(Collected data)
^^^^
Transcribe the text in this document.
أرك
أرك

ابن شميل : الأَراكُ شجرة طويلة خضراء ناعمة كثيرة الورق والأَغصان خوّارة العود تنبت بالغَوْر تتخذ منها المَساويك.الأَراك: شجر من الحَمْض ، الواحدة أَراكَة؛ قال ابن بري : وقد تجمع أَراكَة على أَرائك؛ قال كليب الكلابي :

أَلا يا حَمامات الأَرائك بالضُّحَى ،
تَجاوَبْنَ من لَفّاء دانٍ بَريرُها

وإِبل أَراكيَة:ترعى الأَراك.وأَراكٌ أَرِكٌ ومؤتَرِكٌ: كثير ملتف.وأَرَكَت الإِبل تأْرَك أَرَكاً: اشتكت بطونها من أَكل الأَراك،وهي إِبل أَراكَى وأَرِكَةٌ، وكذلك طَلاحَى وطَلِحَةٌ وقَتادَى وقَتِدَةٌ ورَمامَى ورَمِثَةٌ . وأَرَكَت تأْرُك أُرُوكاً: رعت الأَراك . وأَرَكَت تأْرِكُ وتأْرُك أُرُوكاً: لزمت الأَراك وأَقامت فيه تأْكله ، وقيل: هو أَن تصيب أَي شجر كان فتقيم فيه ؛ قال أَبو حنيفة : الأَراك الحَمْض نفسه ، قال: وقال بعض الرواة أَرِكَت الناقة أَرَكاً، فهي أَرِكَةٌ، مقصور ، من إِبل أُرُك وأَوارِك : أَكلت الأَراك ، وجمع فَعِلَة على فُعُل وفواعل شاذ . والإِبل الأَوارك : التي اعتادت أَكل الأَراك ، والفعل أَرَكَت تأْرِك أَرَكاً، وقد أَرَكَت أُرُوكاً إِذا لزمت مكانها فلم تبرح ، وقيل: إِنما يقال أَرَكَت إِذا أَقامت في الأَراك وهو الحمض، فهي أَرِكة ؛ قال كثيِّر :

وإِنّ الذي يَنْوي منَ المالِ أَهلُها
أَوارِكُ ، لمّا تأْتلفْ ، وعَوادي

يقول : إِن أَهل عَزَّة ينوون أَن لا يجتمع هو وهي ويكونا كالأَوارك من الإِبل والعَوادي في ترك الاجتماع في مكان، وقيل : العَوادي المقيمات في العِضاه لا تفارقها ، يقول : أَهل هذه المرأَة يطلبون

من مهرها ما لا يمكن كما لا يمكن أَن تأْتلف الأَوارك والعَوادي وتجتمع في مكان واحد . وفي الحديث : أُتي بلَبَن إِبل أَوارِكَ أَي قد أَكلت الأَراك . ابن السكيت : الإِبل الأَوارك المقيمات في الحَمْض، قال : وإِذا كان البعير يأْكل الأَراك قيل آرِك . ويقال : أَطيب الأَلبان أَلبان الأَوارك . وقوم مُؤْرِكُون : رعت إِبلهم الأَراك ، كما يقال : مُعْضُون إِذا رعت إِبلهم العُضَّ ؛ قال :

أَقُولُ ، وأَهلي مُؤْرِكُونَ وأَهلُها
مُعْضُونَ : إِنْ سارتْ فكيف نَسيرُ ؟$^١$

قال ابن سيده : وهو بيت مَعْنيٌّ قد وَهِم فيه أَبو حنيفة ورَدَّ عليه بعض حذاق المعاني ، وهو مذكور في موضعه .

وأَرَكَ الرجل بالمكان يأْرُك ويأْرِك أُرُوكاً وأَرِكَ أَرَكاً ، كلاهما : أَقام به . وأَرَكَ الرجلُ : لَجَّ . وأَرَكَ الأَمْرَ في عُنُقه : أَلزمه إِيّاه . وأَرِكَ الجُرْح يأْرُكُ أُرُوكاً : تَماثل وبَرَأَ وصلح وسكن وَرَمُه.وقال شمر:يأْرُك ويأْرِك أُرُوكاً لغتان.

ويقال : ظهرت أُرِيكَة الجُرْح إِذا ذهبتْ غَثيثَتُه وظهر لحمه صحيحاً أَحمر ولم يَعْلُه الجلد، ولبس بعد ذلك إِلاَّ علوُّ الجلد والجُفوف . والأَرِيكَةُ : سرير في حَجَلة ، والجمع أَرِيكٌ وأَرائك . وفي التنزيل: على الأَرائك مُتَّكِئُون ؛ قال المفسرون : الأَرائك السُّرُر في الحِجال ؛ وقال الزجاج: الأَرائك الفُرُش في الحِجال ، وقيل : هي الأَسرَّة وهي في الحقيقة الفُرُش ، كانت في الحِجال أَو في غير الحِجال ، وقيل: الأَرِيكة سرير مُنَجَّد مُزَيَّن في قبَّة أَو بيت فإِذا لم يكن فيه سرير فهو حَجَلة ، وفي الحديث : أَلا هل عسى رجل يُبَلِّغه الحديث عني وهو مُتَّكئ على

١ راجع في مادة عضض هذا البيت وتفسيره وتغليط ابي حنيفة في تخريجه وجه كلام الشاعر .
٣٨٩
^^^^
#### Requirements
Look for lines containing the string "المقيمات" and copy them all.

#### Written response
يقول : إِن أَهل عَزَّة ينوون أَن لا يجتمع هو وهي ويكونا كالأَوارك من الإِبل والعَوادي في ترك الاجتماع في مكان، وقيل : العَوادي المقيمات في العِضاه لا تفارقها ، يقول : أَهل هذه المرأَة يطلبون
من مهرها ما لا يمكن كما لا يمكن أَن تأْتلف الأَوارك والعَوادي وتجتمع في مكان واحد . وفي الحديث : أُتي بلَبَن إِبل أَوارِكَ أَي قد أَكلت الأَراك . ابن السكيت : الإِبل الأَوارك المقيمات في الحَمْض، قال : وإِذا كان البعير يأْكل الأَراك قيل آرِك . ويقال : أَطيب الأَلبان أَلبان الأَوارك . وقوم مُؤْرِكُون : رعت إِبلهم الأَراك ، كما يقال : مُعْضُون إِذا رعت إِبلهم العُضَّ ؛ قال :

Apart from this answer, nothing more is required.